## WORK REQUIRED
How would you lay out the material below as a JSON list of strings, one string per line with blank lines left out, taking everything from the start down to the line containing "y-tick-label: 0.2 [1168,588,1207,616]"?

Part of a data file
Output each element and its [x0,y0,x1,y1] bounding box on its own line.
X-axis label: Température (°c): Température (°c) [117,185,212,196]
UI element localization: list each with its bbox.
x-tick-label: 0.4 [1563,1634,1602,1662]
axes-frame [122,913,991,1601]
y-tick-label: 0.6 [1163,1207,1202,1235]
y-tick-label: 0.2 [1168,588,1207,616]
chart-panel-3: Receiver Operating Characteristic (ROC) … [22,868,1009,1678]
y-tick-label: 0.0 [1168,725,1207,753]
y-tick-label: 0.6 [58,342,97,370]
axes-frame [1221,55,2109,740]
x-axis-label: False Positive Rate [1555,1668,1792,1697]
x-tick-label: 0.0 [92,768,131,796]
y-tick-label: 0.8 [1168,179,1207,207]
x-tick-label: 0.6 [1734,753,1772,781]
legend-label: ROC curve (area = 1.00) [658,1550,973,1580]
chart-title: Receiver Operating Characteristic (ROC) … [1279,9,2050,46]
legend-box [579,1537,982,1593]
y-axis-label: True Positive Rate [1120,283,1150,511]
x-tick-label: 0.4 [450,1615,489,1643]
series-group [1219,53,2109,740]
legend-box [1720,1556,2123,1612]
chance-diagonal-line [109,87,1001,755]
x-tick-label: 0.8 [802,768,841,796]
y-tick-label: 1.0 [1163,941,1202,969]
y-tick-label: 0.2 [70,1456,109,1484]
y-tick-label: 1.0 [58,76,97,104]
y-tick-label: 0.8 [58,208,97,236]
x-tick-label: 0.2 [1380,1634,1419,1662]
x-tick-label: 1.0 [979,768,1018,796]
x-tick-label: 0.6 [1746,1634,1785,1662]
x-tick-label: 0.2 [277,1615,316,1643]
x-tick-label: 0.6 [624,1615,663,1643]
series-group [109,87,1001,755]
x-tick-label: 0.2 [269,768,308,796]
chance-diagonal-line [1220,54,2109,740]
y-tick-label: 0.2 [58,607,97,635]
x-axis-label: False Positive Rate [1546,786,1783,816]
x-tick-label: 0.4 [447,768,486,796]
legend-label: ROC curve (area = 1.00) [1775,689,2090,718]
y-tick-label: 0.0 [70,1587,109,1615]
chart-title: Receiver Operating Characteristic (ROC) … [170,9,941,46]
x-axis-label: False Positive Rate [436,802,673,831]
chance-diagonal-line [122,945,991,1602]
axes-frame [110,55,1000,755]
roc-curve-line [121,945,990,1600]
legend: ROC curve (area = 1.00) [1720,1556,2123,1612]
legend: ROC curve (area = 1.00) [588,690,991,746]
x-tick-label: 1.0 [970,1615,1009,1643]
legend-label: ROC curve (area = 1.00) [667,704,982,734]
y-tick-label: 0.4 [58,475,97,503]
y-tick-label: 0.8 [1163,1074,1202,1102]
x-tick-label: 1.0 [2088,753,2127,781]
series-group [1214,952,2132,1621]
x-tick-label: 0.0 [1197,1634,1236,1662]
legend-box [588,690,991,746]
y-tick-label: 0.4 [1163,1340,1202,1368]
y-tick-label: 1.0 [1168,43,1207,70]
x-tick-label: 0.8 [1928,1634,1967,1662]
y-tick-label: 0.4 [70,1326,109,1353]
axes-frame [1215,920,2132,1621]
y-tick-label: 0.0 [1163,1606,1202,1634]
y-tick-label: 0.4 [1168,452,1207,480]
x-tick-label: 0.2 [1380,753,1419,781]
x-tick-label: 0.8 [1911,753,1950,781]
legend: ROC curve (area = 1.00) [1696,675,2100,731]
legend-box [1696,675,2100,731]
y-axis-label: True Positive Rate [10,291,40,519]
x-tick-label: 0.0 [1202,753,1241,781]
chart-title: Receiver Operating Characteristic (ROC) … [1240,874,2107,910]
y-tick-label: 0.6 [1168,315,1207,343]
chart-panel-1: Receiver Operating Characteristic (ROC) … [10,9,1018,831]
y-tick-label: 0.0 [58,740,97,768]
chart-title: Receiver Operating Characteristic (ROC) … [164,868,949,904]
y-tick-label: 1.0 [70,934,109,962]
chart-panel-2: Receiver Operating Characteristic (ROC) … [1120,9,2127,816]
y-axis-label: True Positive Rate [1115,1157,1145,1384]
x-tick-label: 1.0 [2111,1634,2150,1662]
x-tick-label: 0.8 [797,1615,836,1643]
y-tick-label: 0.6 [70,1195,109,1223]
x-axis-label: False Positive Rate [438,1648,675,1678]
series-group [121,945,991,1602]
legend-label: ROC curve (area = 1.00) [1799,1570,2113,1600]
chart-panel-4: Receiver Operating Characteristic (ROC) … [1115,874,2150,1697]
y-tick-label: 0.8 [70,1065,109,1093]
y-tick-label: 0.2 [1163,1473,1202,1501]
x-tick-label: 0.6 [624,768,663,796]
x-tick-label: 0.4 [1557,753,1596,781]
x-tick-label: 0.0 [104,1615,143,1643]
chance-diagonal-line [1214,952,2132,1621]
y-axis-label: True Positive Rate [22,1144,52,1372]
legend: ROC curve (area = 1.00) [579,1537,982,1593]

## RESPONSE TO THIS EXERCISE
[
  "Output each element and its [x0,y0,x1,y1] bounding box on its own line.",
  "X-axis label: Température (°c): Température (°c) [117,185,212,196]",
  "UI element localization: list each with its bbox.",
  "x-tick-label: 0.4 [1563,1634,1602,1662]",
  "axes-frame [122,913,991,1601]",
  "y-tick-label: 0.6 [1163,1207,1202,1235]",
  "y-tick-label: 0.2 [1168,588,1207,616]"
]